_Exercise requirements_
Exactly as written, transcribe the lines that run from the one containing "Serialize everything readable" to the end of the records below.

_Material provided_
## Begin
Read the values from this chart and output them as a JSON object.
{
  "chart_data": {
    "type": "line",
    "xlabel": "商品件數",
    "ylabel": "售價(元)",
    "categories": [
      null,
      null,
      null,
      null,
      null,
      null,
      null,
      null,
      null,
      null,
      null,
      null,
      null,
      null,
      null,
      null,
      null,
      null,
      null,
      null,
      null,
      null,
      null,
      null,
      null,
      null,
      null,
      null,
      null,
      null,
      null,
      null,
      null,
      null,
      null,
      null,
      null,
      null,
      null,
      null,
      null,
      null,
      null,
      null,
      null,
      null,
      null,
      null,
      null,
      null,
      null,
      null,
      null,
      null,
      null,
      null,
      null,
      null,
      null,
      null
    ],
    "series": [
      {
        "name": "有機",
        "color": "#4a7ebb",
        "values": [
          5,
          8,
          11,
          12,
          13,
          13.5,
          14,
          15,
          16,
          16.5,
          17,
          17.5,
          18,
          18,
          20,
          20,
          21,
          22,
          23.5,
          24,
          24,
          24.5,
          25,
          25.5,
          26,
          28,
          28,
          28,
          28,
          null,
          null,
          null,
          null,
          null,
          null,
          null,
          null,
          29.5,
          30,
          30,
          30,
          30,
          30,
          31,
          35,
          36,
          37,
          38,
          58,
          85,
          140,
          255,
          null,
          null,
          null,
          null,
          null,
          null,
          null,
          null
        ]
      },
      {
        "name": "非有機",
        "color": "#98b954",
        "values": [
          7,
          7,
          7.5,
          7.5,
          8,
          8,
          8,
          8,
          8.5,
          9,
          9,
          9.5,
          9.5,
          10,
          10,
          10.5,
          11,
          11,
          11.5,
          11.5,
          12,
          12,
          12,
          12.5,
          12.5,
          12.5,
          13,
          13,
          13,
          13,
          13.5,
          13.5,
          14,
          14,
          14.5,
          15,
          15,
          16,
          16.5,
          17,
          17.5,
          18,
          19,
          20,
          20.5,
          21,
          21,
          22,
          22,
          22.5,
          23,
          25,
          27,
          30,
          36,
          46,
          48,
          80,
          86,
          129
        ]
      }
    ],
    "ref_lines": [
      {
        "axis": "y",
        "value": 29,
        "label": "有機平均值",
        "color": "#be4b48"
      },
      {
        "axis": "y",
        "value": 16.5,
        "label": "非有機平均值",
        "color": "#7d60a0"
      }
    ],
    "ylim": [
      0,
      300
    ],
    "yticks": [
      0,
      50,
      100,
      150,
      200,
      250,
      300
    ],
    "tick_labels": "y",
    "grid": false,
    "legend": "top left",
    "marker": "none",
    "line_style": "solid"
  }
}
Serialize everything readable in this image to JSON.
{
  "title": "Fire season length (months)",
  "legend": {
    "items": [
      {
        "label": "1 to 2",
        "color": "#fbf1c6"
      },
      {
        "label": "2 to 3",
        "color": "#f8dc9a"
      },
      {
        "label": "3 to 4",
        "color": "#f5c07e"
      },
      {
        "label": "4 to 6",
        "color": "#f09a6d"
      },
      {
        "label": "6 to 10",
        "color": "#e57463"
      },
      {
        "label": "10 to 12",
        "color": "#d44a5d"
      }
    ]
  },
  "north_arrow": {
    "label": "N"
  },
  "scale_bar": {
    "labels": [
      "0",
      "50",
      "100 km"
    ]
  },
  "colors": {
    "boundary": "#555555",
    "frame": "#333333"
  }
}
## End
_Result_
Serialize everything readable in this image to JSON.
{
  "title": "Fire season length (months)",
  "legend": {
    "items": [
      {
        "label": "1 to 2",
        "color": "#fbf1c6"
      },
      {
        "label": "2 to 3",
        "color": "#f8dc9a"
      },
      {
        "label": "3 to 4",
        "color": "#f5c07e"
      },
      {
        "label": "4 to 6",
        "color": "#f09a6d"
      },
      {
        "label": "6 to 10",
        "color": "#e57463"
      },
      {
        "label": "10 to 12",
        "color": "#d44a5d"
      }
    ]
  },
  "north_arrow": {
    "label": "N"
  },
  "scale_bar": {
    "labels": [
      "0",
      "50",
      "100 km"
    ]
  },
  "colors": {
    "boundary": "#555555",
    "frame": "#333333"
  }
}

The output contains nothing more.